Task objective —
In the entries below, find the lines with the word "ingredients" and copy them.

Extracted entries —
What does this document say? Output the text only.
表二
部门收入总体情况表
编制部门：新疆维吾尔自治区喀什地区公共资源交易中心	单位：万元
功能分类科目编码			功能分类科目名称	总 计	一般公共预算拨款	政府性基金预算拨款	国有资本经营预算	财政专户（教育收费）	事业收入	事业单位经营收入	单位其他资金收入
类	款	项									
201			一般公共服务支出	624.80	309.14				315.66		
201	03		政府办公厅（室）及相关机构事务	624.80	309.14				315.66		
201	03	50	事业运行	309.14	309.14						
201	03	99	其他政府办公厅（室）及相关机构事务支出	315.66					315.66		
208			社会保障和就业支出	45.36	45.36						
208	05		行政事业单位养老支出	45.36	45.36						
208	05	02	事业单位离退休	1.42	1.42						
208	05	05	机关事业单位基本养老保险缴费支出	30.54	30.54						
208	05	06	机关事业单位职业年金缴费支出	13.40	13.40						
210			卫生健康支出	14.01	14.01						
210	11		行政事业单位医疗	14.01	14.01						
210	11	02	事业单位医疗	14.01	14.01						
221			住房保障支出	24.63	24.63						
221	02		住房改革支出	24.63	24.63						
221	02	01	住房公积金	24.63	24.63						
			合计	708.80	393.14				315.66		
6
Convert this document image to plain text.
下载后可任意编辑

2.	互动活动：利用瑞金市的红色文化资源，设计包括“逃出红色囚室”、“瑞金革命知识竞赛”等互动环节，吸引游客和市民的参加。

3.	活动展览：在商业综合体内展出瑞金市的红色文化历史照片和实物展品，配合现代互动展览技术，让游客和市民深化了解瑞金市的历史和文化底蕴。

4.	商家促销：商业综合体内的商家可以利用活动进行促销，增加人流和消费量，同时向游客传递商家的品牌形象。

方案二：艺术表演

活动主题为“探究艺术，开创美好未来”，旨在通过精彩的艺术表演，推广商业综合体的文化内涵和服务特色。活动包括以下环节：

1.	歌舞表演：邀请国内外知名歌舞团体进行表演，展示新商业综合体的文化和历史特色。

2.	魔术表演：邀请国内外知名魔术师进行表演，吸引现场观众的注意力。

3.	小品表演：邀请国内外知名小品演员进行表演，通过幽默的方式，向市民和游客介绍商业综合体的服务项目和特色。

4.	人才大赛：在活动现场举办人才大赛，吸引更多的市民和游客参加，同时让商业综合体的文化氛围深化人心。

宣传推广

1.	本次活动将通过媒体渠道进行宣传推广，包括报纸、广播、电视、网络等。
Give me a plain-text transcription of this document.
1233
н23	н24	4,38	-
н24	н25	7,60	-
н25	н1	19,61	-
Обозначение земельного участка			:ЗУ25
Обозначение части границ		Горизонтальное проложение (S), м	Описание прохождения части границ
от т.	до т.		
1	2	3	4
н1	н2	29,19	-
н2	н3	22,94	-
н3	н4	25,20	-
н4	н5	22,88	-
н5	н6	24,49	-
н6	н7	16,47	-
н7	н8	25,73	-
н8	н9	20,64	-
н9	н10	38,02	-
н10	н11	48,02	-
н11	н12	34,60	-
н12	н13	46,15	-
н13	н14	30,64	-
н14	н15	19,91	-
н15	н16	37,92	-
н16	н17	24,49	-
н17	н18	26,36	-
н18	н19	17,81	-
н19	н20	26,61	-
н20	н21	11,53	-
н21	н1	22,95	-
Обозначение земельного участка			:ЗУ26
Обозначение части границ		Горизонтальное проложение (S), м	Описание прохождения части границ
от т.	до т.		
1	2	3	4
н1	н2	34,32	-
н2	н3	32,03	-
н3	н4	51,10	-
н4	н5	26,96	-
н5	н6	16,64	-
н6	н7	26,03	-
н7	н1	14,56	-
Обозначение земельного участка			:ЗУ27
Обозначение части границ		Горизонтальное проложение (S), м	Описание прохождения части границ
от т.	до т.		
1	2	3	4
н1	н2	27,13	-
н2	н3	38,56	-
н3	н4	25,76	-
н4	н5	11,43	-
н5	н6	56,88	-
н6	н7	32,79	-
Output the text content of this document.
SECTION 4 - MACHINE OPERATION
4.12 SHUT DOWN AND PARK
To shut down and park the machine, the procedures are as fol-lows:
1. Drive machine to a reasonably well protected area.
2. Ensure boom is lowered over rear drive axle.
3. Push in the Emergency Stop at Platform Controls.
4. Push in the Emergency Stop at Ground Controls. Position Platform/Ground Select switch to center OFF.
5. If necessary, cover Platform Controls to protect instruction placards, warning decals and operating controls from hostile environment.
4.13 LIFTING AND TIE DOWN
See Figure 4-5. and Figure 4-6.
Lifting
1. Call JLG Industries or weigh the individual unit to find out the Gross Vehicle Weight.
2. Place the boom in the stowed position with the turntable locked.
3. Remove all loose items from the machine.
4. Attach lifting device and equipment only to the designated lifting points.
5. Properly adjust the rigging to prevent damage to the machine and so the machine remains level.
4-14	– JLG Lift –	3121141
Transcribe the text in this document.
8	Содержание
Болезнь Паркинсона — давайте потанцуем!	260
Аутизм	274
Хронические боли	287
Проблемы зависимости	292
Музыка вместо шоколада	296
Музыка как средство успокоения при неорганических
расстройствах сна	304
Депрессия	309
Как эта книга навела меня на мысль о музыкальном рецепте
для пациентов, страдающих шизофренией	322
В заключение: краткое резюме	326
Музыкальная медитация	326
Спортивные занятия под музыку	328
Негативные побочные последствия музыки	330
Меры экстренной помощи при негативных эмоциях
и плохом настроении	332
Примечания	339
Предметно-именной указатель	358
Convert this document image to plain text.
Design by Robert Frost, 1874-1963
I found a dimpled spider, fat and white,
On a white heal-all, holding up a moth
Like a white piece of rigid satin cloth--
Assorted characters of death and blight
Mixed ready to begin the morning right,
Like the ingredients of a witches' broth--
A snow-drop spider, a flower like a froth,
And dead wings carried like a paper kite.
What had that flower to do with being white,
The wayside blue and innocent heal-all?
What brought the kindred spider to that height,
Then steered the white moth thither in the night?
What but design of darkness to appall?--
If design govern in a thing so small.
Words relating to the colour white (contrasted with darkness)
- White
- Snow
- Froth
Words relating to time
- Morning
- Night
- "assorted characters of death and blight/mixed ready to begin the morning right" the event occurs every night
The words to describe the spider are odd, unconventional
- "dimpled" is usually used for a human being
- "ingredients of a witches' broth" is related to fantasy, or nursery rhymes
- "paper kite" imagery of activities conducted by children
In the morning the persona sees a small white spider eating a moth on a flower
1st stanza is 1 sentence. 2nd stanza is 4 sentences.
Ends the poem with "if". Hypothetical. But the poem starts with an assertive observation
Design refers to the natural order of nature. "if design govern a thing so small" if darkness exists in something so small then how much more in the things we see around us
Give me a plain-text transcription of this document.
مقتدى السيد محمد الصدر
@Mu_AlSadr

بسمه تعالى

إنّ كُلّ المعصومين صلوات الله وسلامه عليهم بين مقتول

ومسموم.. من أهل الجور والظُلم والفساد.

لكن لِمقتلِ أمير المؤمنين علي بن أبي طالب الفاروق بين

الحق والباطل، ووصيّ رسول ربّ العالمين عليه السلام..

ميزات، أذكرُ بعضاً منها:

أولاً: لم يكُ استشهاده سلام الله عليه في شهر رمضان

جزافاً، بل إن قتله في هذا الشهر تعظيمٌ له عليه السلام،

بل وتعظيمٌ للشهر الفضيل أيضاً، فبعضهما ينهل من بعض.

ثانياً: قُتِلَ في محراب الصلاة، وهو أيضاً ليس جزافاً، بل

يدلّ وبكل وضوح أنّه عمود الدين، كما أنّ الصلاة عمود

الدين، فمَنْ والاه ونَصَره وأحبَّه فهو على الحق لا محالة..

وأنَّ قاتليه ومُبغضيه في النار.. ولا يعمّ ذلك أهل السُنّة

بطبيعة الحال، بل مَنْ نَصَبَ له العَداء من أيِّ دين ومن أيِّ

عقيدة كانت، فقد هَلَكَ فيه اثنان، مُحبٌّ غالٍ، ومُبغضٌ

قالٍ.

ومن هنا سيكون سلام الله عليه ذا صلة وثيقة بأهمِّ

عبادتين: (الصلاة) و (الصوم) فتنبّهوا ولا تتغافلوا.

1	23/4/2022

Output —
Like the ingredients of a witches' broth--
- "ingredients of a witches' broth" is related to fantasy, or nursery rhymes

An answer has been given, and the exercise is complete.